SOURCE PASSAGE
Likewise, the Champions League was ripe for reform — albeit in the opposite direction than the one the big clubs wanted to take it — but there was still a pathway, however difficult and unlikely, for, say, an Ajax to reach the last four and for up-and-comers to forge their way deeper into the competition. A 20-team “Super” League — quite how Tottenham, who haven’t won a league title for half a century, fit that description is laughable! — with 15 clubs guaranteed entry every season and just five spot open to clubs from across the Continent virtually cuts that pathway off.
None of this was fundamentally broken; it didn’t need to be fixed in this way even it did need to be changed to be more fair, not less. Unfortunately, the owners of these breakaway clubs only appear interested in money, more than they already extract from the game, and they’ve seized on the timing of the pandemic, when no fans can stage visible boycotts because the stadia are already empty and clubs like Barcelona, in debt to the tune of a reported €1bn, can use TSL as a get-out-of-jail-free card. In normal circumstances, of course, badly-run clubs go to the wall.

SOURCE MATERIAL

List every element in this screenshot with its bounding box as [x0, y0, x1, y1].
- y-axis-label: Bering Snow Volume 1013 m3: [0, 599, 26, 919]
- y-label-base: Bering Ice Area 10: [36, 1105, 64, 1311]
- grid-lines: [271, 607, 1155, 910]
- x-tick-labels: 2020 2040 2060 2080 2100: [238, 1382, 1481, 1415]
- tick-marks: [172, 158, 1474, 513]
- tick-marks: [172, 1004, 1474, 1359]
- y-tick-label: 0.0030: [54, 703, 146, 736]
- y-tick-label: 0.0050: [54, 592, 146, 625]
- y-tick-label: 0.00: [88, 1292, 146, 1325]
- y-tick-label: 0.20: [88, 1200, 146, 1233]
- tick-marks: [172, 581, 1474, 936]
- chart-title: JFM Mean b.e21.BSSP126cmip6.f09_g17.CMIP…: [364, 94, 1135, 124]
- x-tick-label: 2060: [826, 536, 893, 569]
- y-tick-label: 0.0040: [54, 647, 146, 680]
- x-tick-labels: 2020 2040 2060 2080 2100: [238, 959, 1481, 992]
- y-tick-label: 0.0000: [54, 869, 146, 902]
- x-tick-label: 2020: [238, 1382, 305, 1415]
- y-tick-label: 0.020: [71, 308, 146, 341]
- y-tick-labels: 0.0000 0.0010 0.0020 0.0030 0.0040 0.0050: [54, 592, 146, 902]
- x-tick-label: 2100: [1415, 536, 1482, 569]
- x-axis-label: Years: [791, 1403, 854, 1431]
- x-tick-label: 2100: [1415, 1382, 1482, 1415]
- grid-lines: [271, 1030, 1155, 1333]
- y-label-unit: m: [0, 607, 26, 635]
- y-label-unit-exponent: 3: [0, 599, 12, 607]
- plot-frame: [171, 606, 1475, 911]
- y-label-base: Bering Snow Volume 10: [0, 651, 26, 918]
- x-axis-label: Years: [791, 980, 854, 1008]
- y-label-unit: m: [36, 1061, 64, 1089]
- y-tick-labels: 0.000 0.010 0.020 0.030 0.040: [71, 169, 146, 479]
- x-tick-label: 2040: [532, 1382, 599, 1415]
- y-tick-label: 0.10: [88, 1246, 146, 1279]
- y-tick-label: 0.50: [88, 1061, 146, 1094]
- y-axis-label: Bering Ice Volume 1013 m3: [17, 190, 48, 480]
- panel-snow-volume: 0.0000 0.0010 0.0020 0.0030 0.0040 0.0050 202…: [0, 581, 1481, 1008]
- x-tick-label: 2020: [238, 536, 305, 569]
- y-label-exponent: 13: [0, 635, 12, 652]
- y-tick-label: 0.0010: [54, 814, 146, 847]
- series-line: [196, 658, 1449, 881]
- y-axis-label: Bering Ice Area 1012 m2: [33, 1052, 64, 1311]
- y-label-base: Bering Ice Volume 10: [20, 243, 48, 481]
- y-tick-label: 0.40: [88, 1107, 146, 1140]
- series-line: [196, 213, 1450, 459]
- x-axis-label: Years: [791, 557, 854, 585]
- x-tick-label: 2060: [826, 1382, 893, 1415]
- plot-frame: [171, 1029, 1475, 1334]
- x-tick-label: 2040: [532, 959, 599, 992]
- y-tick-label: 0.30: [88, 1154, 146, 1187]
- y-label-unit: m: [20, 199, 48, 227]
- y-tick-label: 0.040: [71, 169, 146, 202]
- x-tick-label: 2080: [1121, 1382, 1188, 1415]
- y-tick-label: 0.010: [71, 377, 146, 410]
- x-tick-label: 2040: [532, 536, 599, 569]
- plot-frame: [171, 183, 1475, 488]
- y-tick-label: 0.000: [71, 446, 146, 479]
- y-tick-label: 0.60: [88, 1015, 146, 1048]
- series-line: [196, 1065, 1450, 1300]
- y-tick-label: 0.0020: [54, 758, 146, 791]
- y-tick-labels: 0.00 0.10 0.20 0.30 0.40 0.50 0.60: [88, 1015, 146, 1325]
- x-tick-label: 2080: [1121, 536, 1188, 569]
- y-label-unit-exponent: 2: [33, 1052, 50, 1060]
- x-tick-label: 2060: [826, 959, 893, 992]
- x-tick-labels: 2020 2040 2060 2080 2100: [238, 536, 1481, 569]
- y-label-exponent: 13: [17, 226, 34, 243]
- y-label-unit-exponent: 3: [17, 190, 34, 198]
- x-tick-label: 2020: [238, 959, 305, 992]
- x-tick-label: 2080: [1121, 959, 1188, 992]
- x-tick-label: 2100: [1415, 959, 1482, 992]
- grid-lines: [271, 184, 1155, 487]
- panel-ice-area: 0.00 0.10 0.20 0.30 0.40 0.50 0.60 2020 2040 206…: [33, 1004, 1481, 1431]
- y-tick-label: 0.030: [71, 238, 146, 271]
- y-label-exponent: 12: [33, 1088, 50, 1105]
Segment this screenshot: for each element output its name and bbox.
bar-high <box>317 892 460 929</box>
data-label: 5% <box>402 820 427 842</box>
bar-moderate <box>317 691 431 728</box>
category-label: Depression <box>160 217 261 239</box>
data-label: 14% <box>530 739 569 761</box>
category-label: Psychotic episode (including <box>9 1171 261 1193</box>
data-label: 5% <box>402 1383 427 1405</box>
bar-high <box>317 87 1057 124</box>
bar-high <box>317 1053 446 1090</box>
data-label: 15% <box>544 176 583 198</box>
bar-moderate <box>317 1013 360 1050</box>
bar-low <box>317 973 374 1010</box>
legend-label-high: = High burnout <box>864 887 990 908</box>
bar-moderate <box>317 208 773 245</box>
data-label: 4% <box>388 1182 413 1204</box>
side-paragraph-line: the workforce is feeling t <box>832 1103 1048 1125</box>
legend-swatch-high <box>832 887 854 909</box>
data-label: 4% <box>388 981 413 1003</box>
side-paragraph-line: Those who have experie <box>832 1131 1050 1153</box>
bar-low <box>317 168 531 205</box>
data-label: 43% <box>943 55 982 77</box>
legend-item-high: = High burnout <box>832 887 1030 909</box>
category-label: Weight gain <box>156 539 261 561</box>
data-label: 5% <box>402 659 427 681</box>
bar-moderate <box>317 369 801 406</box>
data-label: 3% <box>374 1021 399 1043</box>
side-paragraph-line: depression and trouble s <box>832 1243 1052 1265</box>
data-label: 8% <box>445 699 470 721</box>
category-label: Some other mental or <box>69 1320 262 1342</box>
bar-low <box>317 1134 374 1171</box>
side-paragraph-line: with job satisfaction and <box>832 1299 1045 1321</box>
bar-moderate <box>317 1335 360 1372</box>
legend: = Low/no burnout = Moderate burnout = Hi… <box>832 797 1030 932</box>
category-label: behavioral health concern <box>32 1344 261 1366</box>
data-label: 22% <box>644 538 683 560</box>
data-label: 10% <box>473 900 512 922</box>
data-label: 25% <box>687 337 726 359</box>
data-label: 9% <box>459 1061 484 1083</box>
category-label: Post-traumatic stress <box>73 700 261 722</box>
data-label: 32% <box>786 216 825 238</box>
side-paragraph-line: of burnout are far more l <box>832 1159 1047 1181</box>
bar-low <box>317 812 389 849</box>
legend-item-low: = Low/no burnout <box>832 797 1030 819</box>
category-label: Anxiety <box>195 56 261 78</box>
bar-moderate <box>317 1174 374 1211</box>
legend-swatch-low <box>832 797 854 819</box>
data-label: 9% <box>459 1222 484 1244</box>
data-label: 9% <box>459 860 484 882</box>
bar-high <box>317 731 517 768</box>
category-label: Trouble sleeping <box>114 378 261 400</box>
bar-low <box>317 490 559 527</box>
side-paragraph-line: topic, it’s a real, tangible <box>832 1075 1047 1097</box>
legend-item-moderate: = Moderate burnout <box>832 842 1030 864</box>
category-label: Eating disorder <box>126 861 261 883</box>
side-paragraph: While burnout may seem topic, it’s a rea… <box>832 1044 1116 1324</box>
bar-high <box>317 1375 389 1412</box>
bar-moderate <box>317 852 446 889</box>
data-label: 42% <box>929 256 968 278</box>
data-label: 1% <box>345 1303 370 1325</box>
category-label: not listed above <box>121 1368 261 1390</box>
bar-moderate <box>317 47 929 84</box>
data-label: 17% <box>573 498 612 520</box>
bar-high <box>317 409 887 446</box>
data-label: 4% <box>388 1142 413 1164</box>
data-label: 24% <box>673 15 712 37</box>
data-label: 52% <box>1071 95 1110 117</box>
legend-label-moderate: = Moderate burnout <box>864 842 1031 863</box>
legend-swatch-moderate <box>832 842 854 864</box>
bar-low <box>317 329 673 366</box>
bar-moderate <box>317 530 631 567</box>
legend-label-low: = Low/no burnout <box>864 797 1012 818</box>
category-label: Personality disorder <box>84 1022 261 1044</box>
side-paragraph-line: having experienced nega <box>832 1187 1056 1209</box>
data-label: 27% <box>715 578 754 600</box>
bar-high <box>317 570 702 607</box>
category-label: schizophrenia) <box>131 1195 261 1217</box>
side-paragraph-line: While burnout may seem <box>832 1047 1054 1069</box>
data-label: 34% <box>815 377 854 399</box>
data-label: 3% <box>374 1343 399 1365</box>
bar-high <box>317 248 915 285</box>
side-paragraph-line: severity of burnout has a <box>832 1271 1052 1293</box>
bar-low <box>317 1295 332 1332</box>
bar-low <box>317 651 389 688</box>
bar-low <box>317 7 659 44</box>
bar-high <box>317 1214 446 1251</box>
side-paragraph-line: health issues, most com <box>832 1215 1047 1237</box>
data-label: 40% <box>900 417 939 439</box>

EXERCISE INSTRUCTIONS
Write out the passage above on the breakaway Super League in full, word for word, with no changes.

TASK SOLUTION
Likewise, the Champions League was ripe for reform — albeit in the opposite direction than the one the big clubs wanted to take it — but there was still a pathway, however difficult and unlikely, for, say, an Ajax to reach the last four and for up-and-comers to forge their way deeper into the competition. A 20-team “Super” League — quite how Tottenham, who haven’t won a league title for half a century, fit that description is laughable! — with 15 clubs guaranteed entry every season and just five spot open to clubs from across the Continent virtually cuts that pathway off.
None of this was fundamentally broken; it didn’t need to be fixed in this way even it did need to be changed to be more fair, not less. Unfortunately, the owners of these breakaway clubs only appear interested in money, more than they already extract from the game, and they’ve seized on the timing of the pandemic, when no fans can stage visible boycotts because the stadia are already empty and clubs like Barcelona, in debt to the tune of a reported €1bn, can use TSL as a get-out-of-jail-free card. In normal circumstances, of course, badly-run clubs go to the wall.